◆ PROMPT 1 ◆
In the reviews of the history series, which two UK channels does the first reviewer suggest could air the series?
◆ PROMPT 2 ◆
Write the next part of the reviews of the history series, starting after their final sentence.

◆ PAGE EXTRACT ◆
As for the main series itself, this has been amply covered by the other reviews here. All I can add is that the series is indeed excellent and provides a worthy, and needed, counter-balance to the media's standard portrayal of recent history.
Now, if only the series, PLUS prologues, can be aired on UK terrestrial TV (Channel 4 or BBC 4?) so that it can get a wider audience....and in line with the Reithian principles to educate and inform.
1 of 1 people found the following review helpful
on 19 October 2013
Well this is probably the best and most informative series on history that I have ever had the privilege of seeing. I find it amusing that those who do not find the facts convenient to their worldview and would rather deny them point out that Stone is "leftwing". As though facts could be either right or leftwing. Facts speak for themselves, such as the death of 3.5 million Vietnamese, and other South-East Asians that have been killed through USA intervention in their respective countries.I was brought up to believe that the USA was an honourable country but this series and the book on which it is based has forever shattered that illusion. If the USA was not the powerful and brutal empire that it is, its leaders would be indicted in an international tribunal for warcrimes and crimes against humanity.Another aspect that I find so illumination is how the industrial-military complex actually works. In order to keep all the production lines going the country always has to find new countries to invade under the guise of bringing so-called democracy. The miriad of private corporations supplying the military become rich and Wall Street is overjoyed.I wonder who is going to be next in line? They are probably just waiting for an excuse to invade Iran, or alternatively, they will fabricate one. They have done this often before in the past, starting the war in the Philippines, and then in Vietnam with the Bay of Tomkin. Or perhaps China is next in line, so hold your breath and see.

◆ RECORD SET ◆
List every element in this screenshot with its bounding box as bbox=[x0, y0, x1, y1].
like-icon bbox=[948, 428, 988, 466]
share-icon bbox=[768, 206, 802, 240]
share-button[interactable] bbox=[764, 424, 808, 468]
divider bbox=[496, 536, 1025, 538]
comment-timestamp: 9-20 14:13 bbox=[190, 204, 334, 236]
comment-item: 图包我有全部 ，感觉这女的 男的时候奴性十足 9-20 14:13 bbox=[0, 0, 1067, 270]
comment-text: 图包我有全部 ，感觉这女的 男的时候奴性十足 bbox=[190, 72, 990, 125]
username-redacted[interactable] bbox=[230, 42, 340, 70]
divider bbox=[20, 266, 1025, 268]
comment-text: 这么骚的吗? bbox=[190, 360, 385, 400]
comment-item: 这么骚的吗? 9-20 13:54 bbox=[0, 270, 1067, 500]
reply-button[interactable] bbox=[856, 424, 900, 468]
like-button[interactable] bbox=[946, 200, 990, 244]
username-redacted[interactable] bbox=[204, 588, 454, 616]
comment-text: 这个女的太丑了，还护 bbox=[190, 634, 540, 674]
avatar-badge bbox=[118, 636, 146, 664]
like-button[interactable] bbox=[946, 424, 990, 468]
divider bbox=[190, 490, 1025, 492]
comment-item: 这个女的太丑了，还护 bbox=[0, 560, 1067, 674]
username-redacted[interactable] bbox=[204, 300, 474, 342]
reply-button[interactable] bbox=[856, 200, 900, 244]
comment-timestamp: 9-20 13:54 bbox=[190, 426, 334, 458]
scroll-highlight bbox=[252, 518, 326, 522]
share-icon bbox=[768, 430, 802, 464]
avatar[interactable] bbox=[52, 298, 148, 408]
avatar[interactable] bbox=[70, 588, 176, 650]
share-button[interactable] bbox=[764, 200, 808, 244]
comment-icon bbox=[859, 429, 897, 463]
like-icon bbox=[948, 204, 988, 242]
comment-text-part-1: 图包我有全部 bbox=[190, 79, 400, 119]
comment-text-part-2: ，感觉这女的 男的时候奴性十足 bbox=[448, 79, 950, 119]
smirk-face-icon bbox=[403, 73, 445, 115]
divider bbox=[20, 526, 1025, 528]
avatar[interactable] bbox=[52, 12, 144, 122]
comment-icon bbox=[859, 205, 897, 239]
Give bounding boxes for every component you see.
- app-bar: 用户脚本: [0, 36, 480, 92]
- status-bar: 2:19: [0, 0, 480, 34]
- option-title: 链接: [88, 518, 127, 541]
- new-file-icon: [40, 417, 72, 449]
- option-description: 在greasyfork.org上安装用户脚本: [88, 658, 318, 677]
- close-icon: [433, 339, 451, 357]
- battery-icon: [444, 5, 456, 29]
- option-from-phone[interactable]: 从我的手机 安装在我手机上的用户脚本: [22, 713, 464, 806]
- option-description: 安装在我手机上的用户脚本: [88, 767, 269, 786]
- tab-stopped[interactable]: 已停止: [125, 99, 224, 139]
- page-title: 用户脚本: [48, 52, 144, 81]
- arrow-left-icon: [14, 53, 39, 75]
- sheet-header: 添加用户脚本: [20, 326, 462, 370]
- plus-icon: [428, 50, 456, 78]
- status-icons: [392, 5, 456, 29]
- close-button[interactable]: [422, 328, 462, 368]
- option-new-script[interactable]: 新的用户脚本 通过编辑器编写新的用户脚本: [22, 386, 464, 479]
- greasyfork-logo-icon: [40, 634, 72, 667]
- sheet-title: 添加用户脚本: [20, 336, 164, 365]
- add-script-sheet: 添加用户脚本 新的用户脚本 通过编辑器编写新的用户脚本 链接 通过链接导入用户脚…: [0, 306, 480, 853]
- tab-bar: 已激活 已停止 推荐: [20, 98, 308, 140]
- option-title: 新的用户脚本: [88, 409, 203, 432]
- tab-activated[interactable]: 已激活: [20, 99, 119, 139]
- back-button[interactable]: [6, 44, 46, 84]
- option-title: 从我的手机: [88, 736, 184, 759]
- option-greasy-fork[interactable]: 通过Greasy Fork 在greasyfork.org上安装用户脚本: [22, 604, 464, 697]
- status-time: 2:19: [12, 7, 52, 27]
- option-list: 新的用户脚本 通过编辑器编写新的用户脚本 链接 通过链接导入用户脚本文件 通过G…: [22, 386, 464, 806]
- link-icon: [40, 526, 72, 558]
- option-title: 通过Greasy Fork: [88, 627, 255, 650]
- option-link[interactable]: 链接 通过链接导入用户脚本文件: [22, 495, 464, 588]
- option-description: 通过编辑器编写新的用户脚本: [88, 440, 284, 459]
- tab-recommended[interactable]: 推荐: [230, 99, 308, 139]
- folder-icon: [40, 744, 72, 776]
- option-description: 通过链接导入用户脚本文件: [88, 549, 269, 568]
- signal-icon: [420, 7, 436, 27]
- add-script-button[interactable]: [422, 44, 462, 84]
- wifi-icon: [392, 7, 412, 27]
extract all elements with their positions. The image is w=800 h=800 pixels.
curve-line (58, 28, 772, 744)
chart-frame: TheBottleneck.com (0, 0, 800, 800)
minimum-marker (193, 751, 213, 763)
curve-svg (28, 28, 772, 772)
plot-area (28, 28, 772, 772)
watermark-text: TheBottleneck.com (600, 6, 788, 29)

◆ ANSWER BOX 1 ◆
Channel 4 or BBC 4.

◆ ANSWER BOX 2 ◆
2 of 2 people found the following review helpful
on 14 August 2013
Great series and very revealing. It makes you wonder about the truth of our own English history and of all the so called great
powers. As a civilisation - when will we all ever learn not to interfere and manipulate other countries, but also to be respectful and morally upright within our own communities and with all communities wherever and whoever they may be.